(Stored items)
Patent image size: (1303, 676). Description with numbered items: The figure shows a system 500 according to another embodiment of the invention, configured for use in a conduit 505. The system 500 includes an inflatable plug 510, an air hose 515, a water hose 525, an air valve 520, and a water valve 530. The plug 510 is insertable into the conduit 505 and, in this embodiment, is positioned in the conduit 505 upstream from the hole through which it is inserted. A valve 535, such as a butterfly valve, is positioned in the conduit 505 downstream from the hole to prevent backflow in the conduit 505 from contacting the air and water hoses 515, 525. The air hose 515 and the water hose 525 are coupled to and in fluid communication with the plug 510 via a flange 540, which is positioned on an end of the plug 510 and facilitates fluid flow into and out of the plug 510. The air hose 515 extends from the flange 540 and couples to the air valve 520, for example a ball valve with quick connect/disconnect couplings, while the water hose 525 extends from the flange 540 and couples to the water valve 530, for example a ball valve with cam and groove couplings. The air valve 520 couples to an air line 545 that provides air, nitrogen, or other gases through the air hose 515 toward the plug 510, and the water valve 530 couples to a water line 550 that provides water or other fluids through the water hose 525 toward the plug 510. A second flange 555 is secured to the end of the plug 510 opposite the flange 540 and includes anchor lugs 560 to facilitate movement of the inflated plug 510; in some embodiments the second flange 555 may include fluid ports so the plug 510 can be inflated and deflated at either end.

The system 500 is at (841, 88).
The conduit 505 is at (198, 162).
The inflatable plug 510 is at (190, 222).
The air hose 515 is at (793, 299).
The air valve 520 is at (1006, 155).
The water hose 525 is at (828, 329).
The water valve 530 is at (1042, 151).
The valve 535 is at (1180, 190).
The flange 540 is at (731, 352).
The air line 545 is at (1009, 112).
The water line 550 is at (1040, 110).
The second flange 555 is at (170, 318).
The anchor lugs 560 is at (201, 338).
==
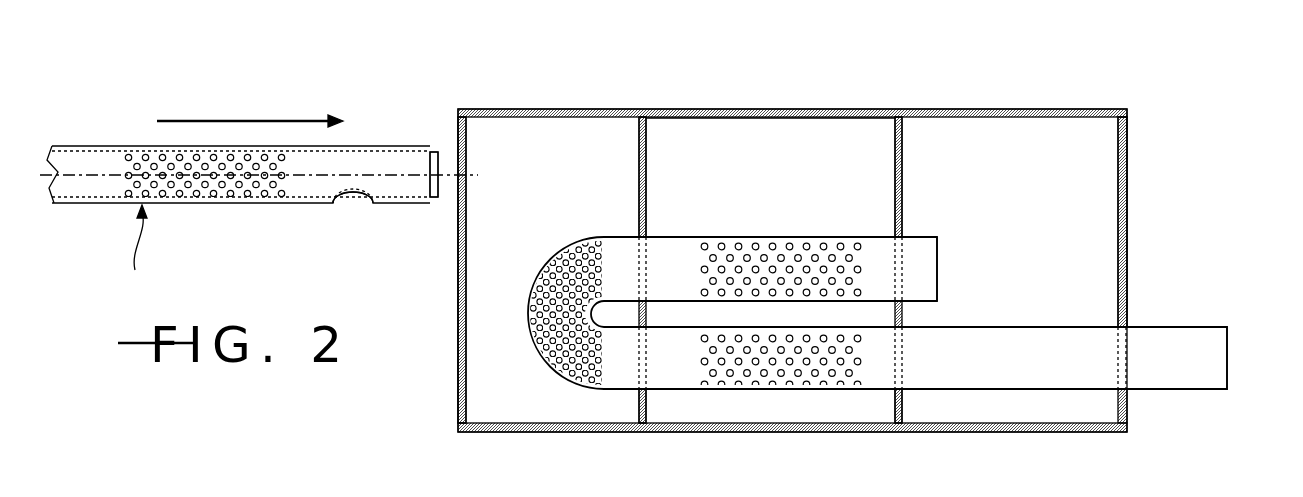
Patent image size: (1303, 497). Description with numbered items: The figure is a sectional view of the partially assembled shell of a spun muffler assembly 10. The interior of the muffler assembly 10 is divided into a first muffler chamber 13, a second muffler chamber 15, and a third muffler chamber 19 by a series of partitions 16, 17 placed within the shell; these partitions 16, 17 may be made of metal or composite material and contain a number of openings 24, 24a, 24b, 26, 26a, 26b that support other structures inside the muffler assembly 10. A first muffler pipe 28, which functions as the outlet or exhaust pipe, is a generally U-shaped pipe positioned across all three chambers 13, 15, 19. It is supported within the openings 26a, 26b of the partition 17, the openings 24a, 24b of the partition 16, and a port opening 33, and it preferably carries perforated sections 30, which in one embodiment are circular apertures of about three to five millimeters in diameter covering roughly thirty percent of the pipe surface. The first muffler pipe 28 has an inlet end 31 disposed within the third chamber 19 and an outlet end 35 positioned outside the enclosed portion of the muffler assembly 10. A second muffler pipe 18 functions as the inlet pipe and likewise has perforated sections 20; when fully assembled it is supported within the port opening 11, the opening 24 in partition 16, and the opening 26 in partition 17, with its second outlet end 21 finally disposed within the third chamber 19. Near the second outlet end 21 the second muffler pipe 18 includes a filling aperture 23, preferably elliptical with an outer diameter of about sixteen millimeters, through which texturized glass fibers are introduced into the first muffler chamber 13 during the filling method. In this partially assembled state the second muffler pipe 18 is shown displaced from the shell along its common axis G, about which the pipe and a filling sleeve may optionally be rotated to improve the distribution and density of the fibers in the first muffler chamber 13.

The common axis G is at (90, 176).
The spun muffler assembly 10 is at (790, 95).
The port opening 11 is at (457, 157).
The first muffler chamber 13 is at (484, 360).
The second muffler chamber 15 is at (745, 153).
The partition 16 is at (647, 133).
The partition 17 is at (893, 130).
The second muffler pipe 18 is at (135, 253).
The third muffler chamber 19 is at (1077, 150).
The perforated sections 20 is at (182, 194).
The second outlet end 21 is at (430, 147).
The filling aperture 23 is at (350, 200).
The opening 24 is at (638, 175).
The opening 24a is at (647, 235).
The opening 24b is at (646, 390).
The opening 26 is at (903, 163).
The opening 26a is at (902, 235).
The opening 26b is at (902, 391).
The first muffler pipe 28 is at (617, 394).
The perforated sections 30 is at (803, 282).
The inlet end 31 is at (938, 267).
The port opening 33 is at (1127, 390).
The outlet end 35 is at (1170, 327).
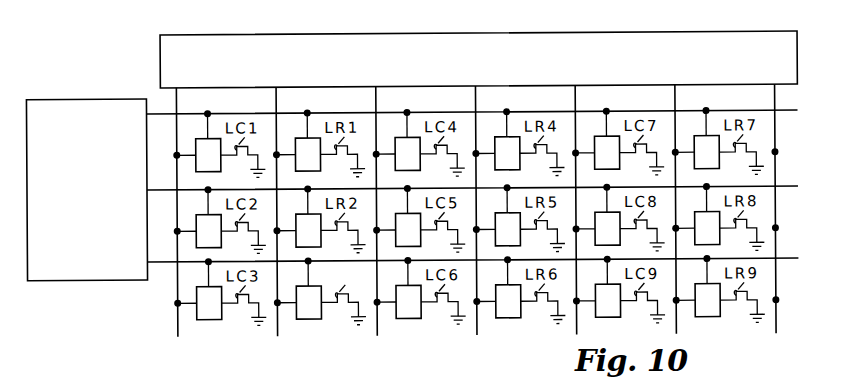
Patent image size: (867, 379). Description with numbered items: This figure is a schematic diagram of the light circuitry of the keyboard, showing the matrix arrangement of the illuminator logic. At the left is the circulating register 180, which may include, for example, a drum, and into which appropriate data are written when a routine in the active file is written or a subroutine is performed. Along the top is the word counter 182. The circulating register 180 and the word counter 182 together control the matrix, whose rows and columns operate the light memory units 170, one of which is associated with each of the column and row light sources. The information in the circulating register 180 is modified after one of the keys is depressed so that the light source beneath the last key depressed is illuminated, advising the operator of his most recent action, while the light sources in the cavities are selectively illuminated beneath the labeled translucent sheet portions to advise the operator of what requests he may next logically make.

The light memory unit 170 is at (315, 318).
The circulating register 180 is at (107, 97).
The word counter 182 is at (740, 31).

#### [TASK TO COMPLETE]
Rewrite the material from the line with "Patent image size: (867, 379)." up to and including the line with "The word counter 182 is at (740, 31).", changing "matrix arrangement" to "grid arrangement" and keeping everything else the same. Give back only those lines.

#### [EXERCISE RESULT]
Patent image size: (867, 379). Description with numbered items: This figure is a schematic diagram of the light circuitry of the keyboard, showing the grid arrangement of the illuminator logic. At the left is the circulating register 180, which may include, for example, a drum, and into which appropriate data are written when a routine in the active file is written or a subroutine is performed. Along the top is the word counter 182. The circulating register 180 and the word counter 182 together control the matrix, whose rows and columns operate the light memory units 170, one of which is associated with each of the column and row light sources. The information in the circulating register 180 is modified after one of the keys is depressed so that the light source beneath the last key depressed is illuminated, advising the operator of his most recent action, while the light sources in the cavities are selectively illuminated beneath the labeled translucent sheet portions to advise the operator of what requests he may next logically make.

The light memory unit 170 is at (315, 318).
The circulating register 180 is at (107, 97).
The word counter 182 is at (740, 31).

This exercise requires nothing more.